> _Material for this exercise_:
⁂

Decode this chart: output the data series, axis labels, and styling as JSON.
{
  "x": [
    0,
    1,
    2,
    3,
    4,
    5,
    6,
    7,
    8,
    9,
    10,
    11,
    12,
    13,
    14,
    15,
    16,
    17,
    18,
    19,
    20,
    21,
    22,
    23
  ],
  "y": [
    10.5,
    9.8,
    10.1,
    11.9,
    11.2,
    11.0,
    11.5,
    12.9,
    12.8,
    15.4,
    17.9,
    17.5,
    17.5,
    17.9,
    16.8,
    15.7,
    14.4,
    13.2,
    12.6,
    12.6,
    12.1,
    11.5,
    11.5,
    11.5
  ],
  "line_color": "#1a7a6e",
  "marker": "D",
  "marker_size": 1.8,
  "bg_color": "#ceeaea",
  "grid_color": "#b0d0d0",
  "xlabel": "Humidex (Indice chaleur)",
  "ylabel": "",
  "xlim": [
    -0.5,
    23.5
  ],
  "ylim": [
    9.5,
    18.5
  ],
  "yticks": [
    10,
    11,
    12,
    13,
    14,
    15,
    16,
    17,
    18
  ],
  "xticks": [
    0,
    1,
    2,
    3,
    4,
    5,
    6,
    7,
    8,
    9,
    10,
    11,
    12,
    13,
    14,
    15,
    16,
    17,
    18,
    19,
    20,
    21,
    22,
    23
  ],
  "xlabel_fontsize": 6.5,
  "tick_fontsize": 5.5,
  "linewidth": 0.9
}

⁂

> _Exercise instructions_: Give back the whole listing exactly as it reads.

> _Solution to this exercise_:
Decode this chart: output the data series, axis labels, and styling as JSON.
{
  "x": [
    0,
    1,
    2,
    3,
    4,
    5,
    6,
    7,
    8,
    9,
    10,
    11,
    12,
    13,
    14,
    15,
    16,
    17,
    18,
    19,
    20,
    21,
    22,
    23
  ],
  "y": [
    10.5,
    9.8,
    10.1,
    11.9,
    11.2,
    11.0,
    11.5,
    12.9,
    12.8,
    15.4,
    17.9,
    17.5,
    17.5,
    17.9,
    16.8,
    15.7,
    14.4,
    13.2,
    12.6,
    12.6,
    12.1,
    11.5,
    11.5,
    11.5
  ],
  "line_color": "#1a7a6e",
  "marker": "D",
  "marker_size": 1.8,
  "bg_color": "#ceeaea",
  "grid_color": "#b0d0d0",
  "xlabel": "Humidex (Indice chaleur)",
  "ylabel": "",
  "xlim": [
    -0.5,
    23.5
  ],
  "ylim": [
    9.5,
    18.5
  ],
  "yticks": [
    10,
    11,
    12,
    13,
    14,
    15,
    16,
    17,
    18
  ],
  "xticks": [
    0,
    1,
    2,
    3,
    4,
    5,
    6,
    7,
    8,
    9,
    10,
    11,
    12,
    13,
    14,
    15,
    16,
    17,
    18,
    19,
    20,
    21,
    22,
    23
  ],
  "xlabel_fontsize": 6.5,
  "tick_fontsize": 5.5,
  "linewidth": 0.9
}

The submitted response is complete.